_Instructions for the task:_ Each entry here needs to be set down again exactly, please; pictures are left out.

(Records from a collection)
□ □ □ □ □

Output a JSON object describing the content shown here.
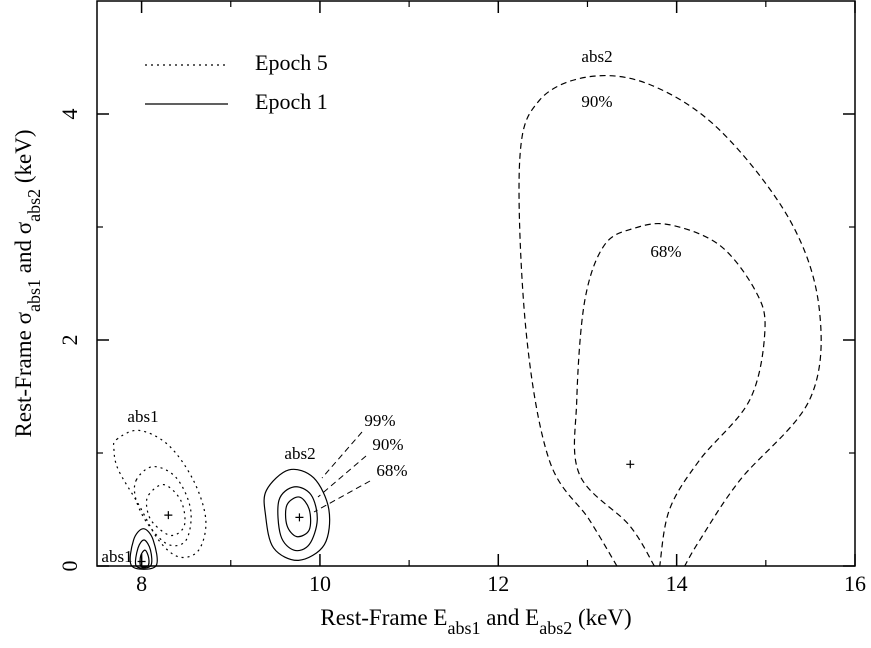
{
  "chart_data": {
    "type": "contour",
    "xlabel": [
      "Rest-Frame E",
      "abs1",
      " and E",
      "abs2",
      " (keV)"
    ],
    "ylabel": [
      "Rest-Frame σ",
      "abs1",
      " and σ",
      "abs2",
      " (keV)"
    ],
    "xlim": [
      7.5,
      16
    ],
    "ylim": [
      0,
      5
    ],
    "xticks": [
      8,
      10,
      12,
      14,
      16
    ],
    "yticks": [
      0,
      2,
      4
    ],
    "xminorticks": [
      9,
      11,
      13,
      15
    ],
    "yminorticks": [
      1,
      3
    ],
    "annotations": [
      "abs1",
      "abs1",
      "abs2",
      "abs2",
      "99%",
      "90%",
      "68%",
      "90%",
      "68%"
    ],
    "series": [
      {
        "name": "Epoch 5",
        "color": "#000",
        "dash": "dotted",
        "contours": [
          {
            "x": [
              7.72,
              7.97,
              8.3,
              8.58,
              8.72,
              8.64,
              8.42,
              8.19,
              7.97,
              7.74,
              7.69
            ],
            "y": [
              1.12,
              1.2,
              1.07,
              0.76,
              0.41,
              0.14,
              0.08,
              0.23,
              0.54,
              0.85,
              1.03
            ],
            "closed": true
          },
          {
            "x": [
              7.94,
              8.13,
              8.39,
              8.55,
              8.5,
              8.3,
              8.08,
              7.94
            ],
            "y": [
              0.76,
              0.88,
              0.78,
              0.5,
              0.23,
              0.19,
              0.36,
              0.58
            ],
            "closed": true
          },
          {
            "x": [
              8.08,
              8.25,
              8.44,
              8.48,
              8.33,
              8.13,
              8.06
            ],
            "y": [
              0.63,
              0.72,
              0.58,
              0.36,
              0.27,
              0.38,
              0.51
            ],
            "closed": true
          },
          {
            "x": [
              13.33,
              13.02,
              12.57,
              12.31,
              12.24,
              12.46,
              13.02,
              13.7,
              14.48,
              15.27,
              15.6,
              15.49,
              14.71,
              14.26,
              14.09
            ],
            "y": [
              0,
              0.41,
              0.94,
              2.09,
              3.59,
              4.12,
              4.33,
              4.26,
              3.86,
              3.06,
              2.27,
              1.47,
              0.76,
              0.23,
              0
            ],
            "closed": false,
            "dash": "dashed"
          },
          {
            "x": [
              13.75,
              13.47,
              12.91,
              12.88,
              12.97,
              13.19,
              13.53,
              13.92,
              14.48,
              14.88,
              14.99,
              14.82,
              14.26,
              13.92,
              13.81
            ],
            "y": [
              0,
              0.36,
              0.81,
              1.47,
              2.35,
              2.84,
              2.99,
              3.02,
              2.84,
              2.44,
              2.09,
              1.47,
              0.94,
              0.5,
              0
            ],
            "closed": false,
            "dash": "dashed"
          }
        ],
        "best_fit": {
          "x": [
            8.3,
            13.48
          ],
          "y": [
            0.45,
            0.9
          ]
        }
      },
      {
        "name": "Epoch 1",
        "color": "#000",
        "dash": "solid",
        "contours": [
          {
            "x": [
              7.91,
              8.02,
              8.13,
              8.16,
              7.89
            ],
            "y": [
              0.23,
              0.33,
              0.23,
              0,
              0
            ],
            "closed": true
          },
          {
            "x": [
              7.96,
              8.03,
              8.1,
              8.1,
              7.94
            ],
            "y": [
              0.16,
              0.23,
              0.14,
              0,
              0
            ],
            "closed": true
          },
          {
            "x": [
              7.99,
              8.04,
              8.08,
              8.07,
              7.99
            ],
            "y": [
              0.09,
              0.14,
              0.07,
              0,
              0
            ],
            "closed": true
          },
          {
            "x": [
              9.4,
              9.65,
              9.93,
              10.1,
              10.05,
              9.76,
              9.48,
              9.39
            ],
            "y": [
              0.67,
              0.85,
              0.78,
              0.5,
              0.19,
              0.05,
              0.16,
              0.45
            ],
            "closed": true
          },
          {
            "x": [
              9.54,
              9.71,
              9.9,
              9.97,
              9.88,
              9.71,
              9.56
            ],
            "y": [
              0.58,
              0.7,
              0.63,
              0.41,
              0.19,
              0.14,
              0.27
            ],
            "closed": true
          },
          {
            "x": [
              9.63,
              9.77,
              9.88,
              9.88,
              9.74,
              9.63
            ],
            "y": [
              0.54,
              0.61,
              0.5,
              0.32,
              0.26,
              0.36
            ],
            "closed": true
          }
        ],
        "best_fit": {
          "x": [
            8.0,
            9.77
          ],
          "y": [
            0.04,
            0.43
          ]
        }
      }
    ]
  }
}
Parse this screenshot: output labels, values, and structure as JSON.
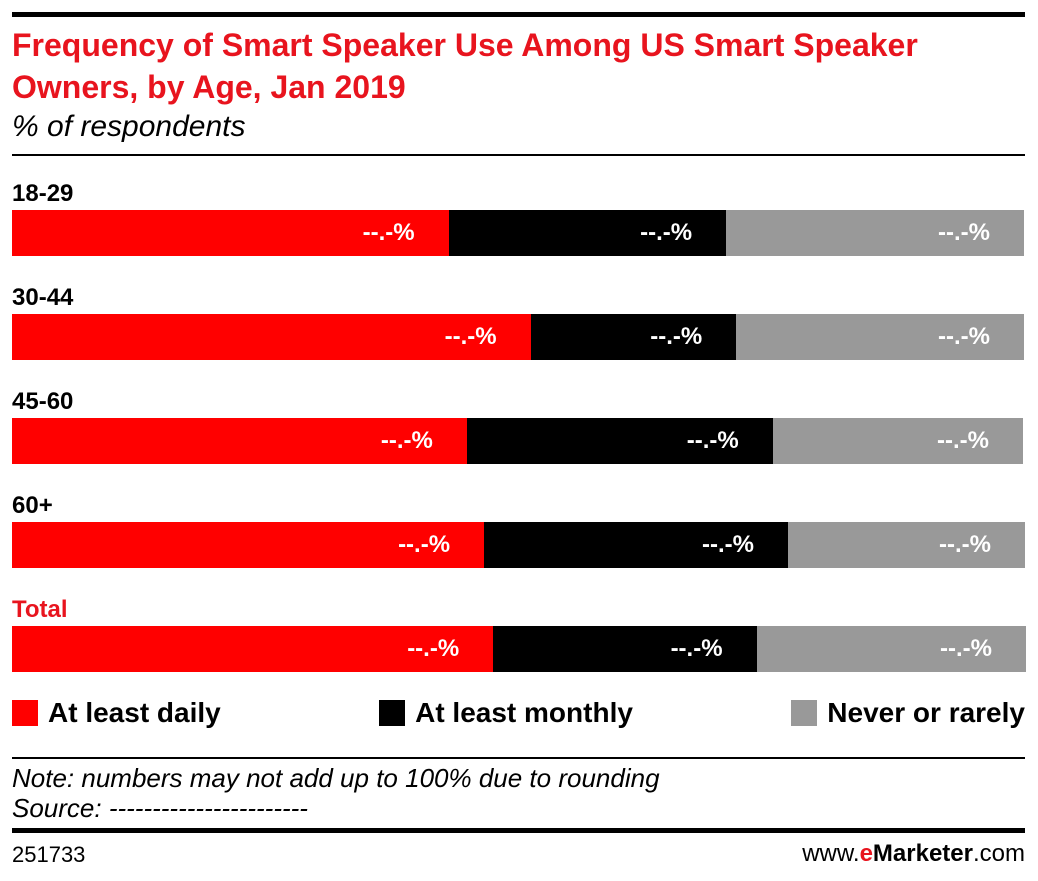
{
  "chart_data": {
    "type": "stacked_bar_horizontal",
    "title": "Frequency of Smart Speaker Use Among US Smart Speaker Owners, by Age, Jan 2019",
    "subtitle": "% of respondents",
    "categories": [
      "18-29",
      "30-44",
      "45-60",
      "60+",
      "Total"
    ],
    "series": [
      {
        "name": "At least daily",
        "color": "#ff0000",
        "values": [
          43.1,
          51.2,
          44.9,
          46.6,
          47.5
        ],
        "value_labels": [
          "--.-%",
          "--.-%",
          "--.-%",
          "--.-%",
          "--.-%"
        ]
      },
      {
        "name": "At least monthly",
        "color": "#000000",
        "values": [
          27.4,
          20.3,
          30.2,
          30.0,
          26.0
        ],
        "value_labels": [
          "--.-%",
          "--.-%",
          "--.-%",
          "--.-%",
          "--.-%"
        ]
      },
      {
        "name": "Never or rarely",
        "color": "#999999",
        "values": [
          29.4,
          28.4,
          24.7,
          23.4,
          26.6
        ],
        "value_labels": [
          "--.-%",
          "--.-%",
          "--.-%",
          "--.-%",
          "--.-%"
        ]
      }
    ],
    "xlim": [
      0,
      100
    ],
    "note": "Note: numbers may not add up to 100% due to rounding",
    "source": "Source: -----------------------",
    "chart_id": "251733",
    "brand": [
      "www.",
      "e",
      "Marketer",
      ".com"
    ]
  }
}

□ □ □ □ □

_Written solution:_
Output a JSON object describing the content shown here.
{
  "chart_data": {
    "type": "contour",
    "xlabel": [
      "Rest-Frame E",
      "abs1",
      " and E",
      "abs2",
      " (keV)"
    ],
    "ylabel": [
      "Rest-Frame σ",
      "abs1",
      " and σ",
      "abs2",
      " (keV)"
    ],
    "xlim": [
      7.5,
      16
    ],
    "ylim": [
      0,
      5
    ],
    "xticks": [
      8,
      10,
      12,
      14,
      16
    ],
    "yticks": [
      0,
      2,
      4
    ],
    "xminorticks": [
      9,
      11,
      13,
      15
    ],
    "yminorticks": [
      1,
      3
    ],
    "annotations": [
      "abs1",
      "abs1",
      "abs2",
      "abs2",
      "99%",
      "90%",
      "68%",
      "90%",
      "68%"
    ],
    "series": [
      {
        "name": "Epoch 5",
        "color": "#000",
        "dash": "dotted",
        "contours": [
          {
            "x": [
              7.72,
              7.97,
              8.3,
              8.58,
              8.72,
              8.64,
              8.42,
              8.19,
              7.97,
              7.74,
              7.69
            ],
            "y": [
              1.12,
              1.2,
              1.07,
              0.76,
              0.41,
              0.14,
              0.08,
              0.23,
              0.54,
              0.85,
              1.03
            ],
            "closed": true
          },
          {
            "x": [
              7.94,
              8.13,
              8.39,
              8.55,
              8.5,
              8.3,
              8.08,
              7.94
            ],
            "y": [
              0.76,
              0.88,
              0.78,
              0.5,
              0.23,
              0.19,
              0.36,
              0.58
            ],
            "closed": true
          },
          {
            "x": [
              8.08,
              8.25,
              8.44,
              8.48,
              8.33,
              8.13,
              8.06
            ],
            "y": [
              0.63,
              0.72,
              0.58,
              0.36,
              0.27,
              0.38,
              0.51
            ],
            "closed": true
          },
          {
            "x": [
              13.33,
              13.02,
              12.57,
              12.31,
              12.24,
              12.46,
              13.02,
              13.7,
              14.48,
              15.27,
              15.6,
              15.49,
              14.71,
              14.26,
              14.09
            ],
            "y": [
              0,
              0.41,
              0.94,
              2.09,
              3.59,
              4.12,
              4.33,
              4.26,
              3.86,
              3.06,
              2.27,
              1.47,
              0.76,
              0.23,
              0
            ],
            "closed": false,
            "dash": "dashed"
          },
          {
            "x": [
              13.75,
              13.47,
              12.91,
              12.88,
              12.97,
              13.19,
              13.53,
              13.92,
              14.48,
              14.88,
              14.99,
              14.82,
              14.26,
              13.92,
              13.81
            ],
            "y": [
              0,
              0.36,
              0.81,
              1.47,
              2.35,
              2.84,
              2.99,
              3.02,
              2.84,
              2.44,
              2.09,
              1.47,
              0.94,
              0.5,
              0
            ],
            "closed": false,
            "dash": "dashed"
          }
        ],
        "best_fit": {
          "x": [
            8.3,
            13.48
          ],
          "y": [
            0.45,
            0.9
          ]
        }
      },
      {
        "name": "Epoch 1",
        "color": "#000",
        "dash": "solid",
        "contours": [
          {
            "x": [
              7.91,
              8.02,
              8.13,
              8.16,
              7.89
            ],
            "y": [
              0.23,
              0.33,
              0.23,
              0,
              0
            ],
            "closed": true
          },
          {
            "x": [
              7.96,
              8.03,
              8.1,
              8.1,
              7.94
            ],
            "y": [
              0.16,
              0.23,
              0.14,
              0,
              0
            ],
            "closed": true
          },
          {
            "x": [
              7.99,
              8.04,
              8.08,
              8.07,
              7.99
            ],
            "y": [
              0.09,
              0.14,
              0.07,
              0,
              0
            ],
            "closed": true
          },
          {
            "x": [
              9.4,
              9.65,
              9.93,
              10.1,
              10.05,
              9.76,
              9.48,
              9.39
            ],
            "y": [
              0.67,
              0.85,
              0.78,
              0.5,
              0.19,
              0.05,
              0.16,
              0.45
            ],
            "closed": true
          },
          {
            "x": [
              9.54,
              9.71,
              9.9,
              9.97,
              9.88,
              9.71,
              9.56
            ],
            "y": [
              0.58,
              0.7,
              0.63,
              0.41,
              0.19,
              0.14,
              0.27
            ],
            "closed": true
          },
          {
            "x": [
              9.63,
              9.77,
              9.88,
              9.88,
              9.74,
              9.63
            ],
            "y": [
              0.54,
              0.61,
              0.5,
              0.32,
              0.26,
              0.36
            ],
            "closed": true
          }
        ],
        "best_fit": {
          "x": [
            8.0,
            9.77
          ],
          "y": [
            0.04,
            0.43
          ]
        }
      }
    ]
  }
}
Parse this screenshot: output labels, values, and structure as JSON.
{
  "chart_data": {
    "type": "stacked_bar_horizontal",
    "title": "Frequency of Smart Speaker Use Among US Smart Speaker Owners, by Age, Jan 2019",
    "subtitle": "% of respondents",
    "categories": [
      "18-29",
      "30-44",
      "45-60",
      "60+",
      "Total"
    ],
    "series": [
      {
        "name": "At least daily",
        "color": "#ff0000",
        "values": [
          43.1,
          51.2,
          44.9,
          46.6,
          47.5
        ],
        "value_labels": [
          "--.-%",
          "--.-%",
          "--.-%",
          "--.-%",
          "--.-%"
        ]
      },
      {
        "name": "At least monthly",
        "color": "#000000",
        "values": [
          27.4,
          20.3,
          30.2,
          30.0,
          26.0
        ],
        "value_labels": [
          "--.-%",
          "--.-%",
          "--.-%",
          "--.-%",
          "--.-%"
        ]
      },
      {
        "name": "Never or rarely",
        "color": "#999999",
        "values": [
          29.4,
          28.4,
          24.7,
          23.4,
          26.6
        ],
        "value_labels": [
          "--.-%",
          "--.-%",
          "--.-%",
          "--.-%",
          "--.-%"
        ]
      }
    ],
    "xlim": [
      0,
      100
    ],
    "note": "Note: numbers may not add up to 100% due to rounding",
    "source": "Source: -----------------------",
    "chart_id": "251733",
    "brand": [
      "www.",
      "e",
      "Marketer",
      ".com"
    ]
  }
}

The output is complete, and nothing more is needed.